> _What is required_: Write out the entries verbatim and leave the images out of the copy.

Records that describe figures:
=====

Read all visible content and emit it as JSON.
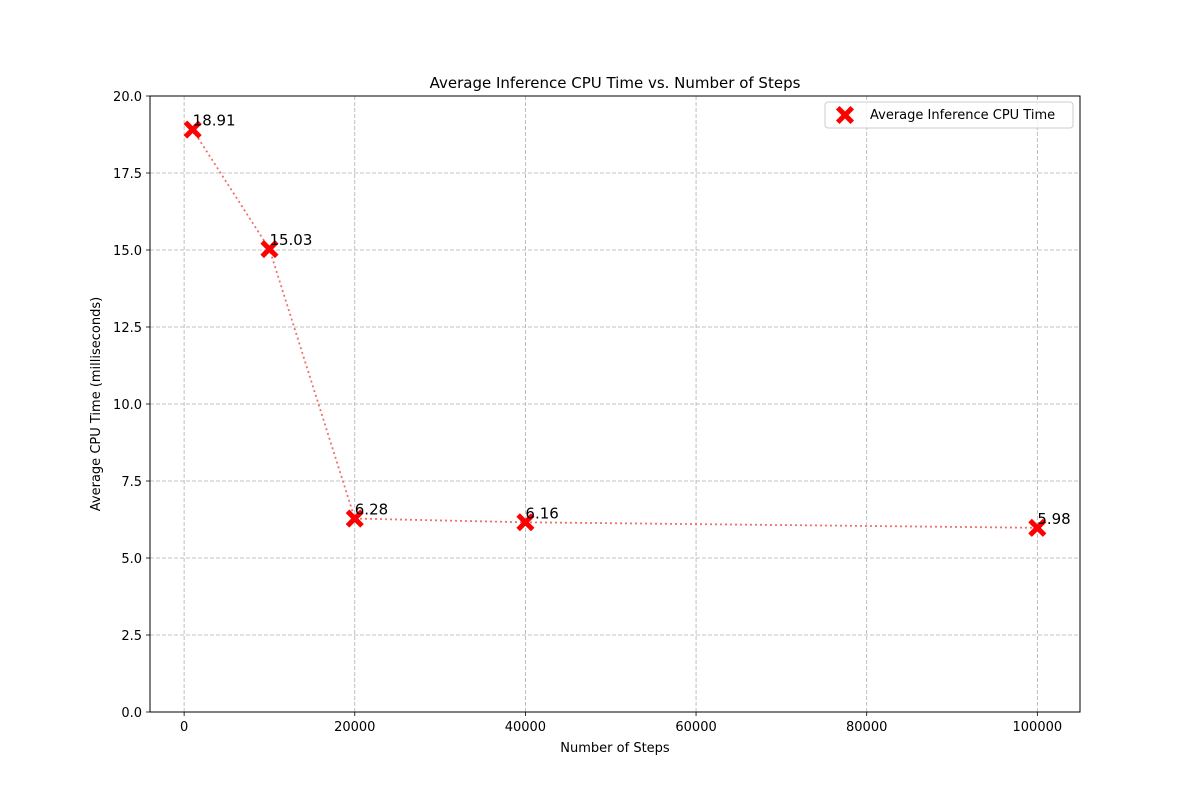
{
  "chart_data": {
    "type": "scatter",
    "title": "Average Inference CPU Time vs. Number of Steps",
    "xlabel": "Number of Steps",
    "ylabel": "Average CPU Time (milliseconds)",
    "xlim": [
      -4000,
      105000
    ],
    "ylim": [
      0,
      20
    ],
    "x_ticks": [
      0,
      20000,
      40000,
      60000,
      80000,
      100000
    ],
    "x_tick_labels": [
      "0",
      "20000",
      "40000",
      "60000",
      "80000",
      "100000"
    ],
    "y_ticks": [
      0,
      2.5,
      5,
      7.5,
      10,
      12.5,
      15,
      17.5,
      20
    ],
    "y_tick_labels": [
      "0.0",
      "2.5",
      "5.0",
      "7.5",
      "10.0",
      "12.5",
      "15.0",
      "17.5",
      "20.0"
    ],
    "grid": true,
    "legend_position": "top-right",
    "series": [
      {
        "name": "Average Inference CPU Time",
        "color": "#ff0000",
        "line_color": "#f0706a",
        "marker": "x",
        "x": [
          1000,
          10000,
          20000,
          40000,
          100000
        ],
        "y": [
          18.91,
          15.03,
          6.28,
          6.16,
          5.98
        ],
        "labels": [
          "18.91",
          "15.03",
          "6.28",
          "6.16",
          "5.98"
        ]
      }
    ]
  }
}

=====

> _Solution for this task_:
Read all visible content and emit it as JSON.
{
  "chart_data": {
    "type": "scatter",
    "title": "Average Inference CPU Time vs. Number of Steps",
    "xlabel": "Number of Steps",
    "ylabel": "Average CPU Time (milliseconds)",
    "xlim": [
      -4000,
      105000
    ],
    "ylim": [
      0,
      20
    ],
    "x_ticks": [
      0,
      20000,
      40000,
      60000,
      80000,
      100000
    ],
    "x_tick_labels": [
      "0",
      "20000",
      "40000",
      "60000",
      "80000",
      "100000"
    ],
    "y_ticks": [
      0,
      2.5,
      5,
      7.5,
      10,
      12.5,
      15,
      17.5,
      20
    ],
    "y_tick_labels": [
      "0.0",
      "2.5",
      "5.0",
      "7.5",
      "10.0",
      "12.5",
      "15.0",
      "17.5",
      "20.0"
    ],
    "grid": true,
    "legend_position": "top-right",
    "series": [
      {
        "name": "Average Inference CPU Time",
        "color": "#ff0000",
        "line_color": "#f0706a",
        "marker": "x",
        "x": [
          1000,
          10000,
          20000,
          40000,
          100000
        ],
        "y": [
          18.91,
          15.03,
          6.28,
          6.16,
          5.98
        ],
        "labels": [
          "18.91",
          "15.03",
          "6.28",
          "6.16",
          "5.98"
        ]
      }
    ]
  }
}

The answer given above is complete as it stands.